** START DATA FOR PROCESSING **

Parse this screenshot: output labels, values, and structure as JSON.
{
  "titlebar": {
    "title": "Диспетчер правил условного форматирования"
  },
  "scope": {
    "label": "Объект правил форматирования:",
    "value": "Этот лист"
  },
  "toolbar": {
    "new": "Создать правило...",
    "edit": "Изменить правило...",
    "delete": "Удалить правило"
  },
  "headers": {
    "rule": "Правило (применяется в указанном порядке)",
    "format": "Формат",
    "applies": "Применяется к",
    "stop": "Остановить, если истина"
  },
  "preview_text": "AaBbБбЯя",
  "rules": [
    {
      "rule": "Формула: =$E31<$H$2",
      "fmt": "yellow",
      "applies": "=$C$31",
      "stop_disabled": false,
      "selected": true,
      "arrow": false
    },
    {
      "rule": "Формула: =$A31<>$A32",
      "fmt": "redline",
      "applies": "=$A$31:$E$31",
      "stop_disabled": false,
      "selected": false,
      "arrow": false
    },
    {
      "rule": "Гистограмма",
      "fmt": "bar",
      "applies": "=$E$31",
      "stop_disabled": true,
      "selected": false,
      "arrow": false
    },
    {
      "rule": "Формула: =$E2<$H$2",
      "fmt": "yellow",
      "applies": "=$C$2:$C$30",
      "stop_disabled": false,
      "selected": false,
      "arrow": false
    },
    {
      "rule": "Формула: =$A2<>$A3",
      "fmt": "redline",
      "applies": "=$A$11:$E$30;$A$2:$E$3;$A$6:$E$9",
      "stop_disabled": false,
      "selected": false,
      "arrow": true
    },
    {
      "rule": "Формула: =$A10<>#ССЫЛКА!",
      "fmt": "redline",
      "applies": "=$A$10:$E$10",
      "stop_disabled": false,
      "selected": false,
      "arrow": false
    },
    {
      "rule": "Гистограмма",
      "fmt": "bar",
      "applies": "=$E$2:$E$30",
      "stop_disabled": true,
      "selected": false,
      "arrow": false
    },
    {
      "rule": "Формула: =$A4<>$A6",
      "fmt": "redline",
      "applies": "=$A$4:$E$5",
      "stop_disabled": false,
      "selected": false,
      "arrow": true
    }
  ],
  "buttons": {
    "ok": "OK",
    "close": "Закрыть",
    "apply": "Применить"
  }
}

** END DATA FOR PROCESSING **

Every line of the records that includes the word "форматирования" should be gathered.

● **EXERCISE SOLUTION**:
    "title": "Диспетчер правил условного форматирования"
    "label": "Объект правил форматирования:",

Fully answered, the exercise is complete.